■ **Stated goal**
Search the material below for the word "Klinis" and copy every line in which it occurs.

---- Information given

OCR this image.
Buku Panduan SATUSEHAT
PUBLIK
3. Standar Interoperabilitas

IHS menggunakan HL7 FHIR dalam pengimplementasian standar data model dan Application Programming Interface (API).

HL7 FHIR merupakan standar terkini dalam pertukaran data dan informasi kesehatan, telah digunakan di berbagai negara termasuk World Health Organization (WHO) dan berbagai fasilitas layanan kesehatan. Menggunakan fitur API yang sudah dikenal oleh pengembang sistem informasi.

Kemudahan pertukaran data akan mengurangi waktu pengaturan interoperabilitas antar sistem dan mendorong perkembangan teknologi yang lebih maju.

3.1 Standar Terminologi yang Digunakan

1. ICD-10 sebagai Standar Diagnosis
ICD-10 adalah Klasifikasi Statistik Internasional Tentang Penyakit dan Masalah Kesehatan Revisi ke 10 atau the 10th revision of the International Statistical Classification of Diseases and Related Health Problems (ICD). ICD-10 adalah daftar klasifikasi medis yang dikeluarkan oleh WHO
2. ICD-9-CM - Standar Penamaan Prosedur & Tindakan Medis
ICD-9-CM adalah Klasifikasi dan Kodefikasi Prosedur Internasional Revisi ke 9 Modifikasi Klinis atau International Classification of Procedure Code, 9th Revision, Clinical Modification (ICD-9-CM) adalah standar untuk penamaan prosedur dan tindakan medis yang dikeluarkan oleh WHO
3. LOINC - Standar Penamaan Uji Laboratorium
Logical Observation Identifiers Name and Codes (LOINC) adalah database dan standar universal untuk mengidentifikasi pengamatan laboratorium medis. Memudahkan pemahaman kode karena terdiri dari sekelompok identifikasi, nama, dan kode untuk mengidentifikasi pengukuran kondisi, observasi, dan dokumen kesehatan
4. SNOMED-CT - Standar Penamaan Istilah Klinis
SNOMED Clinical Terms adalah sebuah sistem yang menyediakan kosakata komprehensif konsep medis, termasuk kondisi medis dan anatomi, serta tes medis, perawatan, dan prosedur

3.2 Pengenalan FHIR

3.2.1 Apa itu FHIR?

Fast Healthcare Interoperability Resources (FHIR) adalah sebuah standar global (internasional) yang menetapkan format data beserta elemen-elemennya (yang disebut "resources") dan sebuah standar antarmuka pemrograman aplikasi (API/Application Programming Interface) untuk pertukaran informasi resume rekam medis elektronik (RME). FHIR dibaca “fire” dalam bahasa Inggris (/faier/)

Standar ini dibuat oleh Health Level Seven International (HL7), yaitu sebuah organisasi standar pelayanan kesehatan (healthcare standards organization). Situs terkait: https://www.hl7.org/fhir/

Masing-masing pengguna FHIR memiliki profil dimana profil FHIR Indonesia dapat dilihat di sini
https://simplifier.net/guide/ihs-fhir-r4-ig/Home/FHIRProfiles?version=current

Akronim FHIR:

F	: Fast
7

--------

■ **Correct result**
ICD-9-CM adalah Klasifikasi dan Kodefikasi Prosedur Internasional Revisi ke 9 Modifikasi Klinis atau International Classification of Procedure Code, 9th Revision, Clinical Modification (ICD-9-CM) adalah standar untuk penamaan prosedur dan tindakan medis yang dikeluarkan oleh WHO
4. SNOMED-CT - Standar Penamaan Istilah Klinis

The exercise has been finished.